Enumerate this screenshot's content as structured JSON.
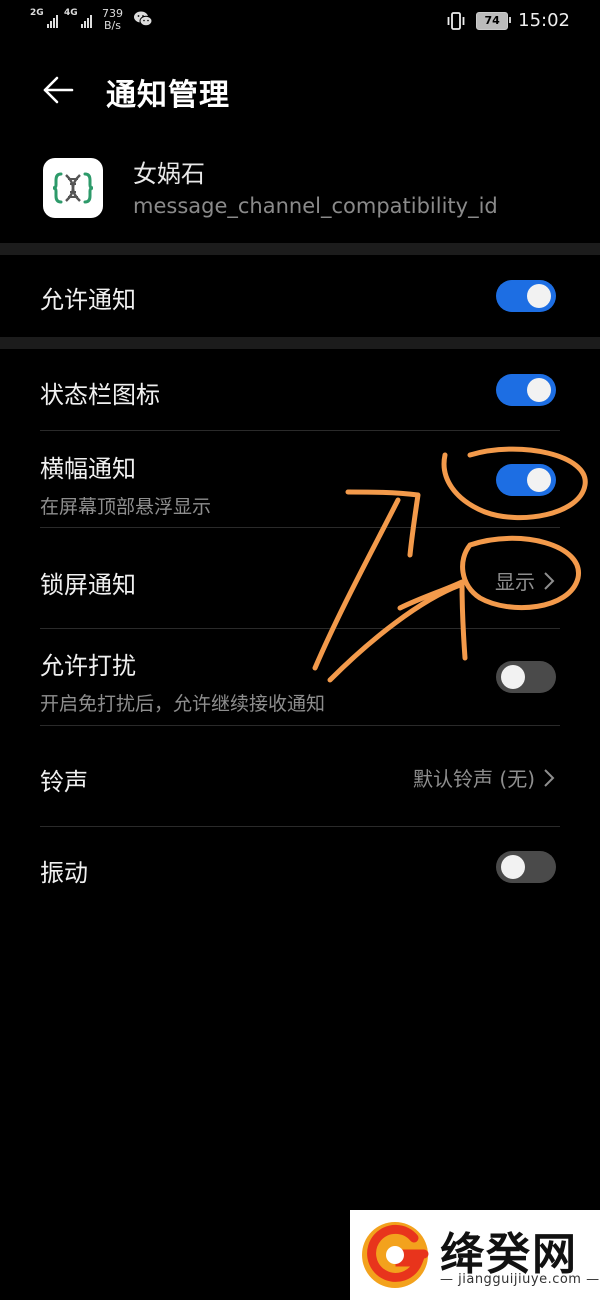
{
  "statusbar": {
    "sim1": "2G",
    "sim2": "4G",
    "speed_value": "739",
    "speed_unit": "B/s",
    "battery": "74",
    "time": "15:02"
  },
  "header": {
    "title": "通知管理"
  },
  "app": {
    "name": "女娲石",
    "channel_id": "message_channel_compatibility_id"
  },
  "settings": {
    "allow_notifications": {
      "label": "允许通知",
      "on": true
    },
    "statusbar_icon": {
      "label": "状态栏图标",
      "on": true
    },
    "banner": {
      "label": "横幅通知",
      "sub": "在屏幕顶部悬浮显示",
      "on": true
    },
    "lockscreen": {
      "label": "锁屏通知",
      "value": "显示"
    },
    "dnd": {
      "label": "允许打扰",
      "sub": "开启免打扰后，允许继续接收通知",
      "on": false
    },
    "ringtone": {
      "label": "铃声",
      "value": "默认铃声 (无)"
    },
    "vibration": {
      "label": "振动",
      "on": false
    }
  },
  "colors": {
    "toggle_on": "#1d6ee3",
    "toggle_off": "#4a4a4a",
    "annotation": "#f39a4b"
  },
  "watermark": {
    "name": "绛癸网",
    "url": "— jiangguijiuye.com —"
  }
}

□ □ □ □

• [Task statement]: Count every line in the preceding entries where the string "label" appears, then state only the total.

• [Result]: 7